Exercise directions:
Select all lines with the string "grid" in them, and copy those lines.

Material to process:
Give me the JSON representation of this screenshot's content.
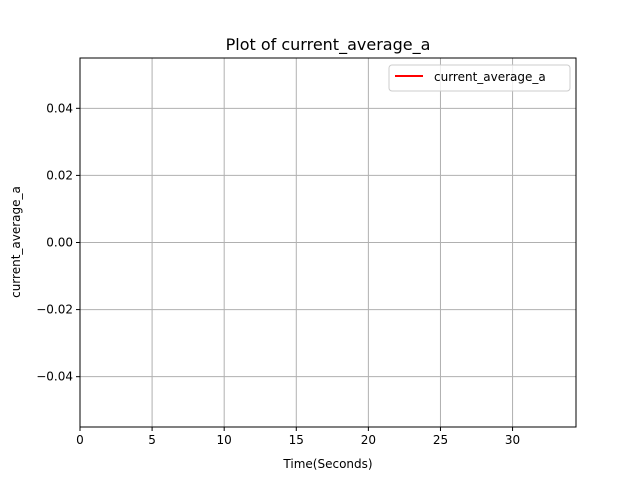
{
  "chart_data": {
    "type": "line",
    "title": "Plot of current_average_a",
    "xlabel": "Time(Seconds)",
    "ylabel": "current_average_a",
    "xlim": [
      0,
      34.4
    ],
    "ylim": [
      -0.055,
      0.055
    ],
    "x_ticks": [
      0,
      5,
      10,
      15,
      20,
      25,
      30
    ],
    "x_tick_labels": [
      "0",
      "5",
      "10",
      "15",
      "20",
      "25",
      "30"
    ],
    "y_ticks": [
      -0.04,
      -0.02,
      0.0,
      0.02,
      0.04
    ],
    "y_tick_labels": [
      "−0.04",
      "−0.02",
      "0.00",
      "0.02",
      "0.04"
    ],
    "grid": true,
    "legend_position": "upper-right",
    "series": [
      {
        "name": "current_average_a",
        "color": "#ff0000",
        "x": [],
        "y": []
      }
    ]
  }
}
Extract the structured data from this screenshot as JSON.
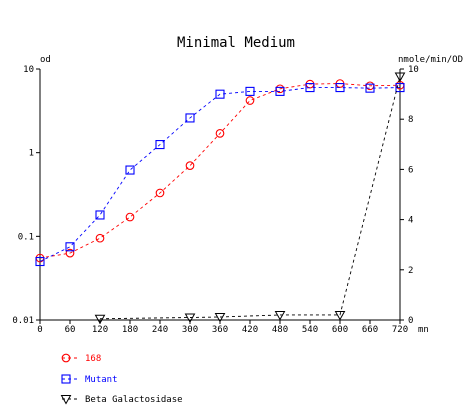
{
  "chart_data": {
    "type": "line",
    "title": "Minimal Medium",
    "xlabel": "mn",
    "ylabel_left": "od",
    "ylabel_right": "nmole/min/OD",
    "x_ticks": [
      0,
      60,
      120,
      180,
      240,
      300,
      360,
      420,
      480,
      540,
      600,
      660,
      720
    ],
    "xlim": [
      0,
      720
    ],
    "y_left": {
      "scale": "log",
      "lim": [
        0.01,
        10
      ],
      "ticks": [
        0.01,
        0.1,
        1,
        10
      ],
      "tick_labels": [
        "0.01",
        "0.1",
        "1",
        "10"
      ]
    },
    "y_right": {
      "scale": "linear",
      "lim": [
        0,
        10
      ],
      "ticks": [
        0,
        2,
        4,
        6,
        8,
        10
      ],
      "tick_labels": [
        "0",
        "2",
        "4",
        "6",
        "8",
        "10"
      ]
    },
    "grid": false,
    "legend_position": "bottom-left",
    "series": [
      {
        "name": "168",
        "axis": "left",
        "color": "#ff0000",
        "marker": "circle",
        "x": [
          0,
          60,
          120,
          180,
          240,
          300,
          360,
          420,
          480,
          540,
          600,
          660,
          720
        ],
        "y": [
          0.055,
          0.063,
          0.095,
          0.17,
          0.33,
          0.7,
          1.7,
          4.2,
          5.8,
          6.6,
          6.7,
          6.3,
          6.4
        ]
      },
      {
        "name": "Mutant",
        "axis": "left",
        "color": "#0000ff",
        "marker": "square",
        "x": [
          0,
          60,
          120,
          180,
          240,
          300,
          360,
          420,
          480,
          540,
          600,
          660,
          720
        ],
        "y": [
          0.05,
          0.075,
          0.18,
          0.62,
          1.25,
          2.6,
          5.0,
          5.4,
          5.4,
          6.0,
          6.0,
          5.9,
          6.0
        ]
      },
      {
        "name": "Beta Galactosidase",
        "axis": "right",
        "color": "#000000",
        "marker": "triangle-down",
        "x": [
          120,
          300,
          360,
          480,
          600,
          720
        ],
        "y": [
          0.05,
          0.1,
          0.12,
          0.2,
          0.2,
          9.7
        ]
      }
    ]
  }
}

---

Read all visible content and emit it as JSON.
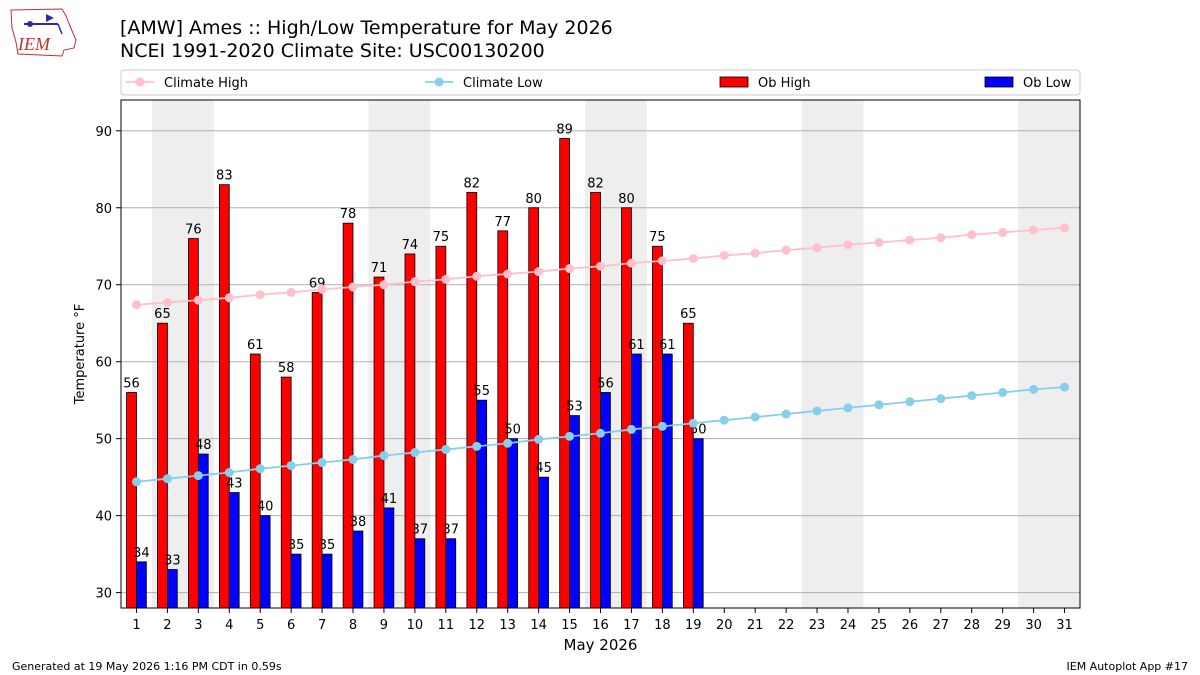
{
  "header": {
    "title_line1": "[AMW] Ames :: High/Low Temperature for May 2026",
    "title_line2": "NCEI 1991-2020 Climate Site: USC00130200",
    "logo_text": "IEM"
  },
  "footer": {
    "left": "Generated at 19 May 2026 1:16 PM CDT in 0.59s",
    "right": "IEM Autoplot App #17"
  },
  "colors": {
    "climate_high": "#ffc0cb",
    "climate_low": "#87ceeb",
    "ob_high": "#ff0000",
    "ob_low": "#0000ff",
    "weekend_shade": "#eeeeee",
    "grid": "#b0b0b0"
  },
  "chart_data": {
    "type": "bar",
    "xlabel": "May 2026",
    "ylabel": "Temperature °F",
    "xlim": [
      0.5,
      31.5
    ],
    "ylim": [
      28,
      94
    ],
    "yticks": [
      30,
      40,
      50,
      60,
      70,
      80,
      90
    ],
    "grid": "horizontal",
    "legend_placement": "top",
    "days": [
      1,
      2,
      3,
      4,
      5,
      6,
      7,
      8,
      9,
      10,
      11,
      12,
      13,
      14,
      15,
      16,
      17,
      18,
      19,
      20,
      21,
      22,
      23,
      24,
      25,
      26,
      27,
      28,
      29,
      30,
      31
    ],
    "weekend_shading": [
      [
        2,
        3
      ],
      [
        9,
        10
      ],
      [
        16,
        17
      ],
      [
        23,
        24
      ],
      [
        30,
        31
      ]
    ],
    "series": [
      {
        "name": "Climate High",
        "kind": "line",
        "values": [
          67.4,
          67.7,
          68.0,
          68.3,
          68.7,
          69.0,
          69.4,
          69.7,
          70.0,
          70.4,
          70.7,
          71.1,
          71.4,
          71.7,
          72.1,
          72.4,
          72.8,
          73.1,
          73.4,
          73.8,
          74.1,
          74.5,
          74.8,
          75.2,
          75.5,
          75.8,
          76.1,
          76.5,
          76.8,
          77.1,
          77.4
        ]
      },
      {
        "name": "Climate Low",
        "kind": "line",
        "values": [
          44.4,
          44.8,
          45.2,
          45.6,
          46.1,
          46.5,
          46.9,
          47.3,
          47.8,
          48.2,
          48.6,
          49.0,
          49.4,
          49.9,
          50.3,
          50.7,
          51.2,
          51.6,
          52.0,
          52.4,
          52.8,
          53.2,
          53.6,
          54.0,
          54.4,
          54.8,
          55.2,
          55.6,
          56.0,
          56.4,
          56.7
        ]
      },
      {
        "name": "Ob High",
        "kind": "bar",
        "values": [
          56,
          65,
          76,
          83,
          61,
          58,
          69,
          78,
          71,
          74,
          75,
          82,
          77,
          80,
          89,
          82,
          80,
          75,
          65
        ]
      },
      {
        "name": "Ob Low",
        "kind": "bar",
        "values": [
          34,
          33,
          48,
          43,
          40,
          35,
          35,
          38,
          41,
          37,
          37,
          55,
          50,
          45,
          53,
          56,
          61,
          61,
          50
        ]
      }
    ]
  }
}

Solution for this exercise:
    "grid": true,
    "grid": false,
    "grid": "#b0b0b0"
    "grid": "horizontal",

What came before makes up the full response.